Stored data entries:
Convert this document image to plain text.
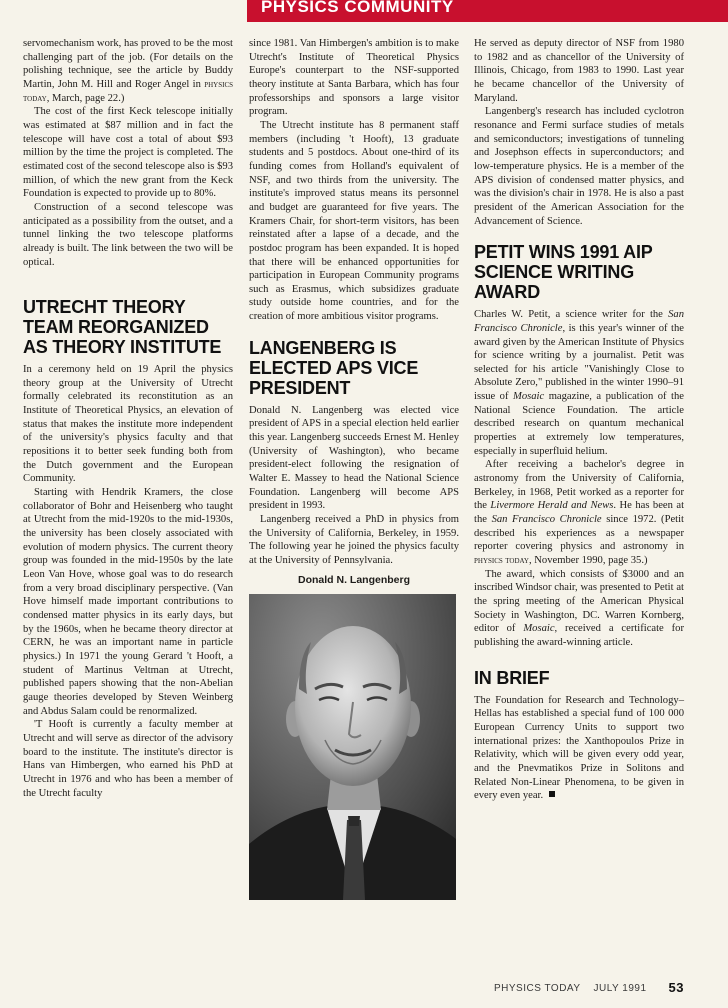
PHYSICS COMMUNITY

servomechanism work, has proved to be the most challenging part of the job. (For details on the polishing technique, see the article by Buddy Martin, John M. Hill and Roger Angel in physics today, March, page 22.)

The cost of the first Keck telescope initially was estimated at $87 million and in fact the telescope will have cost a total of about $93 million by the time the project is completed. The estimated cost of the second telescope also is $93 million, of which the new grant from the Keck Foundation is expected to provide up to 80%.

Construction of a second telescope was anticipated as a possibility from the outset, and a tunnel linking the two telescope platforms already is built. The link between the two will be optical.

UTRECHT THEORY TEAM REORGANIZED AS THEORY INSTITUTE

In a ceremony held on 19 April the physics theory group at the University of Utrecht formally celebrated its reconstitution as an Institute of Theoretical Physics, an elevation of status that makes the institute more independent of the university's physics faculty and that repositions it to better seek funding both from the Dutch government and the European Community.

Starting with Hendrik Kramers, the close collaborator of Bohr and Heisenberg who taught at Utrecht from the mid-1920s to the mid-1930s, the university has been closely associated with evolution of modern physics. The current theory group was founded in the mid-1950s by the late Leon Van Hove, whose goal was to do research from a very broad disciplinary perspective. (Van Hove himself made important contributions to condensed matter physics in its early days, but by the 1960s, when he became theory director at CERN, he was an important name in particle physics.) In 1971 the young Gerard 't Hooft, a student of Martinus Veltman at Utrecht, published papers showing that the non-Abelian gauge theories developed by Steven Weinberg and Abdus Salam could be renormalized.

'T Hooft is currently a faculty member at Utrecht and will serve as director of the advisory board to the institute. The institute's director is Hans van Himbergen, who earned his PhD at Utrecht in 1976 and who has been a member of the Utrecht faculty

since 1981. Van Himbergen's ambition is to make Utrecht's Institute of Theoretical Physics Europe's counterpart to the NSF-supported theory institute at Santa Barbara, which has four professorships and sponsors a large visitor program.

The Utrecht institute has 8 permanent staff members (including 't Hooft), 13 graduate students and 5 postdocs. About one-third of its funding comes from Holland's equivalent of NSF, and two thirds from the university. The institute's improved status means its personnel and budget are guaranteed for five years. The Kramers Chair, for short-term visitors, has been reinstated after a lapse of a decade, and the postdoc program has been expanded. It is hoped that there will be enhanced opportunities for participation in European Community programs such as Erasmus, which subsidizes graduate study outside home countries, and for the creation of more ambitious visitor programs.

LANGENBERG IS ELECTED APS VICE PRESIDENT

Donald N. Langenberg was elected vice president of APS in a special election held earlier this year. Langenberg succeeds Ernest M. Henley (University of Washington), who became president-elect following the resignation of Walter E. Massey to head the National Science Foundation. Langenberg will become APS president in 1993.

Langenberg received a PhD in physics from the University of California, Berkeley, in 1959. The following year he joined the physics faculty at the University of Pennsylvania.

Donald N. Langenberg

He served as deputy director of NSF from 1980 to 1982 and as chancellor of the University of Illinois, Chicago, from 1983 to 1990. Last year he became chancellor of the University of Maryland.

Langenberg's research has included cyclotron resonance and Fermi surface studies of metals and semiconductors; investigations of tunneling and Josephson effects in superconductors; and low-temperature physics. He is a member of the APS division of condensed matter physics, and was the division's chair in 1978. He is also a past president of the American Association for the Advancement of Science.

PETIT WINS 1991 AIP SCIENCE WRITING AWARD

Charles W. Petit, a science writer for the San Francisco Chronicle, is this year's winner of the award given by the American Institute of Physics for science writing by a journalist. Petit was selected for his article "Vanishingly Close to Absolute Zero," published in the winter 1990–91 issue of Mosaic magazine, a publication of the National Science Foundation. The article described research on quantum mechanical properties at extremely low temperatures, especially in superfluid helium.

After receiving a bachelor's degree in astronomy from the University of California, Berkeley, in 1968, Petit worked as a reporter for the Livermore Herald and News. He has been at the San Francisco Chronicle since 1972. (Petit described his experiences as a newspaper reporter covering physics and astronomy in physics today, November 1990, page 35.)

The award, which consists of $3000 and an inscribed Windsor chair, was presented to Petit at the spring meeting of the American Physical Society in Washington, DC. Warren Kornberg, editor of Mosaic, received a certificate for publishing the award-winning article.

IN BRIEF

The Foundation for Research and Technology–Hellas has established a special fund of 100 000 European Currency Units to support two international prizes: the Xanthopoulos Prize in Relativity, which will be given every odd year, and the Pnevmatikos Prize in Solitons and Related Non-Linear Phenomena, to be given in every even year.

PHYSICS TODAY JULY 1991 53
==
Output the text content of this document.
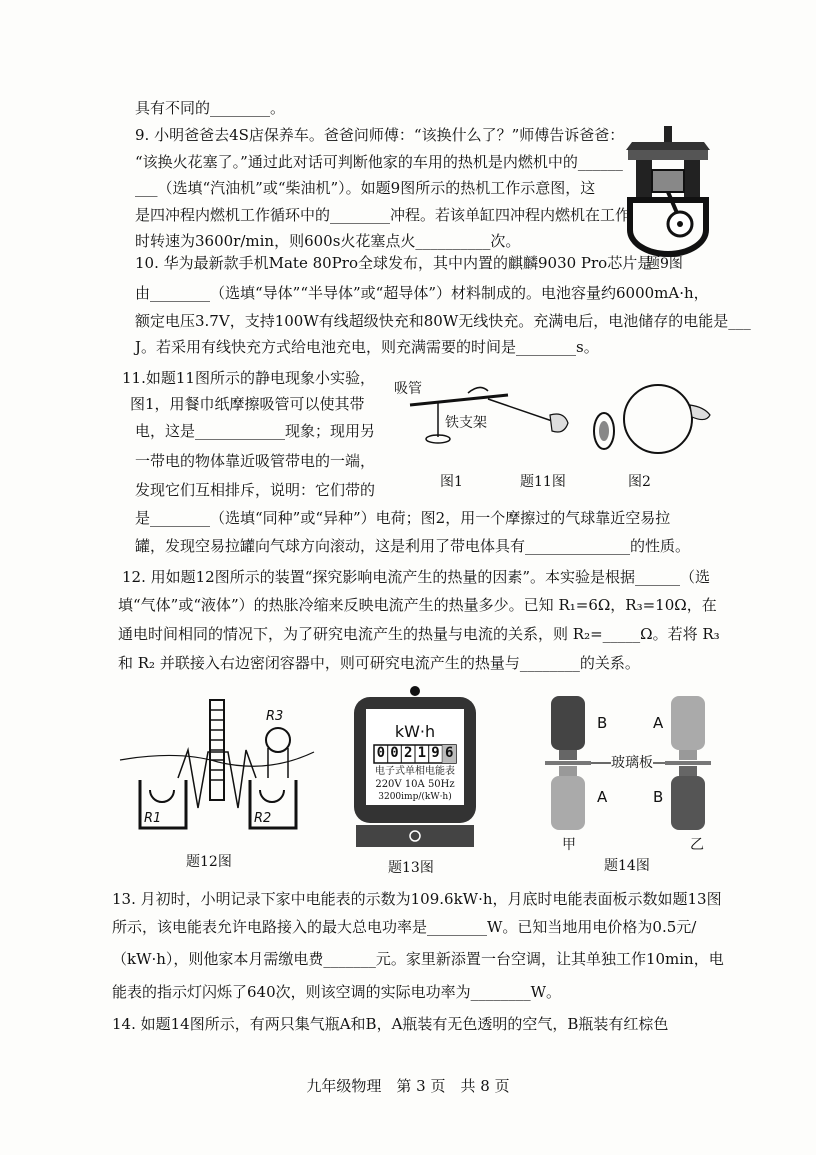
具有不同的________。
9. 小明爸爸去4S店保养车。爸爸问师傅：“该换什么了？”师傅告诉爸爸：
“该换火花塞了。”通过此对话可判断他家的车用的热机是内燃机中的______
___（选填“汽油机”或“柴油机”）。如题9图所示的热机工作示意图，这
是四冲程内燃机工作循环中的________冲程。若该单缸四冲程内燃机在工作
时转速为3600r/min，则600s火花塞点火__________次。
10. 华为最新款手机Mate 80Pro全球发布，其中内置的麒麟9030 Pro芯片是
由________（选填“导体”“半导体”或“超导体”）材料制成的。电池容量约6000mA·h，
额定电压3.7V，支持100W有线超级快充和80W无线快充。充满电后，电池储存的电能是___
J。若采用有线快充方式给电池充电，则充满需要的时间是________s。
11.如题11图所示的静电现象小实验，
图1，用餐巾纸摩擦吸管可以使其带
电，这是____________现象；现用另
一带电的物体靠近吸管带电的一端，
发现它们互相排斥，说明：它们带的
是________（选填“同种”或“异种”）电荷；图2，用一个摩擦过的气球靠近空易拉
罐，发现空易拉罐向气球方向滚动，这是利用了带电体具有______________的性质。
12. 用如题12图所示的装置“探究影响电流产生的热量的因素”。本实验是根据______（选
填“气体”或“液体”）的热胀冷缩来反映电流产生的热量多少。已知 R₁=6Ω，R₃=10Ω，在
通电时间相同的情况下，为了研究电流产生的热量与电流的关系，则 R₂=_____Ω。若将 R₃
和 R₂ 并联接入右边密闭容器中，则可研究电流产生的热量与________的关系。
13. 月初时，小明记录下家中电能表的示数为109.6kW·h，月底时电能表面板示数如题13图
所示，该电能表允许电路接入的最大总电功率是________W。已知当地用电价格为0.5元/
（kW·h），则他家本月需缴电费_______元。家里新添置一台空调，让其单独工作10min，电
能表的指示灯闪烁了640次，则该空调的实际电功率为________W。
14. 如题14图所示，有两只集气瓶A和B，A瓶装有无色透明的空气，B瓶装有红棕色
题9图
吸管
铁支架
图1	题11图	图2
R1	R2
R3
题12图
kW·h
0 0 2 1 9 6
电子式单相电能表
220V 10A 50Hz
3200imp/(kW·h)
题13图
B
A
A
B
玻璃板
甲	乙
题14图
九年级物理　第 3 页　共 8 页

### EXERCISE DETAILS
Scan the listing above. Gather each line that contains the word "text".

### THE SOLUTION
Convert this document image to plain text.
Output the text content of this document.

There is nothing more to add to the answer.